TASK TO CARRY OUT => Restate the full set of records exactly, word for word.

═══

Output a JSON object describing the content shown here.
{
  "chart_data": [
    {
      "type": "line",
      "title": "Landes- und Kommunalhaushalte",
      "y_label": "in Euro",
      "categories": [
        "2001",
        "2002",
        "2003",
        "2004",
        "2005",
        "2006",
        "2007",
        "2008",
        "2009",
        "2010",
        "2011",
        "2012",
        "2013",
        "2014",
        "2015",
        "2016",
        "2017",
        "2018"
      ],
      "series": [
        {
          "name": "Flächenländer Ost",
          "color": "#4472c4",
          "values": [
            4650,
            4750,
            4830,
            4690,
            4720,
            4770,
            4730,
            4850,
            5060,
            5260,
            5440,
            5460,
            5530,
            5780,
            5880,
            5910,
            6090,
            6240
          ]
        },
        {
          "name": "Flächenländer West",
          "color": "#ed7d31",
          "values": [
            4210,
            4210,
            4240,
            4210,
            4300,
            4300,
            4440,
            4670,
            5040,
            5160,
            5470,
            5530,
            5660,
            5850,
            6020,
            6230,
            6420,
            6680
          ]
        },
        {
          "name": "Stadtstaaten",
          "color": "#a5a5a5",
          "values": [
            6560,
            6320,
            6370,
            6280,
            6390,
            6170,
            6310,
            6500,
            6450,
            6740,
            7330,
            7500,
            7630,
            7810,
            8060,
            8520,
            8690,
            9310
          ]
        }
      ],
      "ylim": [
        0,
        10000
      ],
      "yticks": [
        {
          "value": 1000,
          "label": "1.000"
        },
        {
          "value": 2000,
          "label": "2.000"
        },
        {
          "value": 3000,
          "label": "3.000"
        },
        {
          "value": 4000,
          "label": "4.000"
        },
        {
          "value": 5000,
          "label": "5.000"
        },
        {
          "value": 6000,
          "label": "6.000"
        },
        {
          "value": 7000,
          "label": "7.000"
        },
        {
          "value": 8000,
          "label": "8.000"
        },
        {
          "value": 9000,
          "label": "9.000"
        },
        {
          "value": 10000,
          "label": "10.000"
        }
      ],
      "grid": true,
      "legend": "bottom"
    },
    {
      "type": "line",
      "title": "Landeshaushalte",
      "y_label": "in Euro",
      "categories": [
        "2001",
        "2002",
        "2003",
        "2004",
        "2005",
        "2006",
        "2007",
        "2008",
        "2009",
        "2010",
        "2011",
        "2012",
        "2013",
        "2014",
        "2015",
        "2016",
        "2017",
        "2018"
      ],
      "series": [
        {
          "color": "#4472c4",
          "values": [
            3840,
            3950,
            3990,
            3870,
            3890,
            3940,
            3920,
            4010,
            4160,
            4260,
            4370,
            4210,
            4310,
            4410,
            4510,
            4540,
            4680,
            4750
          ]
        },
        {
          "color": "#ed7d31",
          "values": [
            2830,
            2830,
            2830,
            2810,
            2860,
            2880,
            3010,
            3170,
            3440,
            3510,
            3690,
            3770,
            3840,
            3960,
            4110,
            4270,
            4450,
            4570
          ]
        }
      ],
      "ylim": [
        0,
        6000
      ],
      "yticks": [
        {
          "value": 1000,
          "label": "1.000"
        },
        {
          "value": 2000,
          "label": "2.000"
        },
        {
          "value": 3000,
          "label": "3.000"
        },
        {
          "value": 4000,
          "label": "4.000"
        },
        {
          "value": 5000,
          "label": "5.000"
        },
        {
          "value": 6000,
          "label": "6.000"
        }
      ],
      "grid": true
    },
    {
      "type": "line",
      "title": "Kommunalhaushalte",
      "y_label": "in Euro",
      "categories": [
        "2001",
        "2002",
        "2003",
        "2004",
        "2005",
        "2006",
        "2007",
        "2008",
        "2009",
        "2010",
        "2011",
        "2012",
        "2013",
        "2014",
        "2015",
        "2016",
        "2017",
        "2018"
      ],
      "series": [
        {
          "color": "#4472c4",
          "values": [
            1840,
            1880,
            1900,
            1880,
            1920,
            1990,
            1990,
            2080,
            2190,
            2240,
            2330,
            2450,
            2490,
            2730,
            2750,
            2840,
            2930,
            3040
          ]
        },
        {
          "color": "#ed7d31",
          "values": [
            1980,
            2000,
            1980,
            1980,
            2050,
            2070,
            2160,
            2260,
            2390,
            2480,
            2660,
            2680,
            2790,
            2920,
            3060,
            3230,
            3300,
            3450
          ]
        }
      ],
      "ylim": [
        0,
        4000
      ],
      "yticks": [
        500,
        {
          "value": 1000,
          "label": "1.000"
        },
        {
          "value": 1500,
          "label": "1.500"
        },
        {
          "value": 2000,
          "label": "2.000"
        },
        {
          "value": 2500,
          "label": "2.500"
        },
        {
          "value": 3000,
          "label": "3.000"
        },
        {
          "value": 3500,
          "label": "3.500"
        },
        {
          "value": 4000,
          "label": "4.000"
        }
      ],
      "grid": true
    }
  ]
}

═══

RESULT FOR THIS TASK =>
Output a JSON object describing the content shown here.
{
  "chart_data": [
    {
      "type": "line",
      "title": "Landes- und Kommunalhaushalte",
      "y_label": "in Euro",
      "categories": [
        "2001",
        "2002",
        "2003",
        "2004",
        "2005",
        "2006",
        "2007",
        "2008",
        "2009",
        "2010",
        "2011",
        "2012",
        "2013",
        "2014",
        "2015",
        "2016",
        "2017",
        "2018"
      ],
      "series": [
        {
          "name": "Flächenländer Ost",
          "color": "#4472c4",
          "values": [
            4650,
            4750,
            4830,
            4690,
            4720,
            4770,
            4730,
            4850,
            5060,
            5260,
            5440,
            5460,
            5530,
            5780,
            5880,
            5910,
            6090,
            6240
          ]
        },
        {
          "name": "Flächenländer West",
          "color": "#ed7d31",
          "values": [
            4210,
            4210,
            4240,
            4210,
            4300,
            4300,
            4440,
            4670,
            5040,
            5160,
            5470,
            5530,
            5660,
            5850,
            6020,
            6230,
            6420,
            6680
          ]
        },
        {
          "name": "Stadtstaaten",
          "color": "#a5a5a5",
          "values": [
            6560,
            6320,
            6370,
            6280,
            6390,
            6170,
            6310,
            6500,
            6450,
            6740,
            7330,
            7500,
            7630,
            7810,
            8060,
            8520,
            8690,
            9310
          ]
        }
      ],
      "ylim": [
        0,
        10000
      ],
      "yticks": [
        {
          "value": 1000,
          "label": "1.000"
        },
        {
          "value": 2000,
          "label": "2.000"
        },
        {
          "value": 3000,
          "label": "3.000"
        },
        {
          "value": 4000,
          "label": "4.000"
        },
        {
          "value": 5000,
          "label": "5.000"
        },
        {
          "value": 6000,
          "label": "6.000"
        },
        {
          "value": 7000,
          "label": "7.000"
        },
        {
          "value": 8000,
          "label": "8.000"
        },
        {
          "value": 9000,
          "label": "9.000"
        },
        {
          "value": 10000,
          "label": "10.000"
        }
      ],
      "grid": true,
      "legend": "bottom"
    },
    {
      "type": "line",
      "title": "Landeshaushalte",
      "y_label": "in Euro",
      "categories": [
        "2001",
        "2002",
        "2003",
        "2004",
        "2005",
        "2006",
        "2007",
        "2008",
        "2009",
        "2010",
        "2011",
        "2012",
        "2013",
        "2014",
        "2015",
        "2016",
        "2017",
        "2018"
      ],
      "series": [
        {
          "color": "#4472c4",
          "values": [
            3840,
            3950,
            3990,
            3870,
            3890,
            3940,
            3920,
            4010,
            4160,
            4260,
            4370,
            4210,
            4310,
            4410,
            4510,
            4540,
            4680,
            4750
          ]
        },
        {
          "color": "#ed7d31",
          "values": [
            2830,
            2830,
            2830,
            2810,
            2860,
            2880,
            3010,
            3170,
            3440,
            3510,
            3690,
            3770,
            3840,
            3960,
            4110,
            4270,
            4450,
            4570
          ]
        }
      ],
      "ylim": [
        0,
        6000
      ],
      "yticks": [
        {
          "value": 1000,
          "label": "1.000"
        },
        {
          "value": 2000,
          "label": "2.000"
        },
        {
          "value": 3000,
          "label": "3.000"
        },
        {
          "value": 4000,
          "label": "4.000"
        },
        {
          "value": 5000,
          "label": "5.000"
        },
        {
          "value": 6000,
          "label": "6.000"
        }
      ],
      "grid": true
    },
    {
      "type": "line",
      "title": "Kommunalhaushalte",
      "y_label": "in Euro",
      "categories": [
        "2001",
        "2002",
        "2003",
        "2004",
        "2005",
        "2006",
        "2007",
        "2008",
        "2009",
        "2010",
        "2011",
        "2012",
        "2013",
        "2014",
        "2015",
        "2016",
        "2017",
        "2018"
      ],
      "series": [
        {
          "color": "#4472c4",
          "values": [
            1840,
            1880,
            1900,
            1880,
            1920,
            1990,
            1990,
            2080,
            2190,
            2240,
            2330,
            2450,
            2490,
            2730,
            2750,
            2840,
            2930,
            3040
          ]
        },
        {
          "color": "#ed7d31",
          "values": [
            1980,
            2000,
            1980,
            1980,
            2050,
            2070,
            2160,
            2260,
            2390,
            2480,
            2660,
            2680,
            2790,
            2920,
            3060,
            3230,
            3300,
            3450
          ]
        }
      ],
      "ylim": [
        0,
        4000
      ],
      "yticks": [
        500,
        {
          "value": 1000,
          "label": "1.000"
        },
        {
          "value": 1500,
          "label": "1.500"
        },
        {
          "value": 2000,
          "label": "2.000"
        },
        {
          "value": 2500,
          "label": "2.500"
        },
        {
          "value": 3000,
          "label": "3.000"
        },
        {
          "value": 3500,
          "label": "3.500"
        },
        {
          "value": 4000,
          "label": "4.000"
        }
      ],
      "grid": true
    }
  ]
}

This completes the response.